**Task requirements**
From the entries below, work out the number of lines that hold the word "principais", and give that number alone.

[Data records]
○ ○ ○
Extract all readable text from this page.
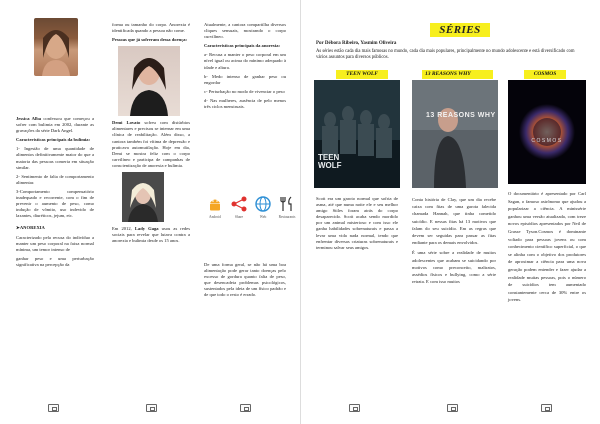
Jessica Alba confessou que começou a sofrer com bulimia em 2002, durante as gravações da série Dark Angel.

Caracteristicas principais da bulimia:

1- Ingestão de uma quantidade de alimentos definitivamente maior do que a maioria das pessoas comeria em situação similar.

2- Sentimento de falta de comportamento alimentar.

3-Comportamento compensatório inadequado e recorrente, com o fim de prevenir o aumento de peso, como indução de vômito, uso indevido de laxantes, diuréticos, jejum, etc.

➤ANOREXIA

Caracterizado pela recusa do indivíduo a manter um peso corporal na faixa normal mínima, um temor intenso de

ganhar peso e uma perturbação significativa na percepção da

forma ou tamanho do corpo. Anorexia é identificada quando a pessoa não come.

Pessoas que já sofreram dessa doença:

Demi Lovato sofreu com distúrbios alimentares e precisou se internar em uma clínica de reabilitação. Além disso, a cantora também foi vítima de depressão e praticava automutilação. Hoje em dia, Demi se mostra feliz com o corpo carvilíneo e participa de campanhas de conscientização de anorexia e bulimia.

Em 2012, Lady Gaga usou as redes sociais para revelar que lutava contra a anorexia e bulimia desde os 15 anos.

Atualmente, a cantora compartilha diversos cliques sensuais, mostrando o corpo curvilíneo.

Características principais da anorexia:

a- Recusa a manter o peso corporal em um nível igual ou acima do mínimo adequado à idade e altura.

b- Medo intenso de ganhar peso ou engordar

c- Perturbação no modo de vivenciar o peso

d- Nas mulheres, ausência de pelo menos três ciclos menstruais.

Android	Share	Web	Restaurants

De uma forma geral, se não há uma boa alimentação pode gerar tanto doenças pelo excesso de gordura quanto falta de peso, que desencadeia problemas psicológicos, sustentados pela ideia de um físico padrão e de que todo o resto é errado.

SÉRIES
Por Débora Ribeiro, Yasmim Oliveira
As séries estão cada dia mais famosas no mundo, cada dia mais populares, principalmente no mundo adolescente e está diversificado com vários assuntos para diversos públicos.
TEEN WOLF	13 REASONS WHY	COSMOS
TEEN WOLF
13 REASONS WHY
COSMOS

Scott era um garoto normal que sofria de asma, até que numa noite ele e seu melhor amigo Stiles foram atrás do corpo desaparecido. Scott acaba sendo mordido por um animal misterioso e com isso ele ganha habilidades sobrenaturais e passa a levar uma vida nada normal, tendo que enfrentar diversas criaturas sobrenaturais e terminou salvar seus amigos.

Conta história de Clay, que um dia recebe caixa com fitas de uma garota falecida chamada Hannah, que tinha cometido suicídio. E nessas fitas há 13 motivos que falam do seu suicídio. Em as regras que devem ser seguidas para passar as fitas endiante para os demais envolvidos.

É uma série sobre a realidade de muitos adolescentes que acabam se suicidando por motivos como preconceito, maltratos, assédios físicos e bullying, como a série retrata. E com isso muitos

O documentário é apresentado por Carl Sagan, o famoso astrônomo que ajudou a popularizar a ciência. A minissérie ganhou uma versão atualizada, com treze novos episódios apresentados por Neil de Grasse Tyson.Cosmos é dominante voltado para pessoas jovens ou com conhecimento científico superficial, o que se alinha com o objetivo dos produtores de aproximar a ciência para uma nova geração podem entender e fazer ajudar a realidade muitas pessoas, pois o número de suicídios tem aumentado constantemente cerca de 30% entre os jovens.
○ ○ ○
**Exercise response**
2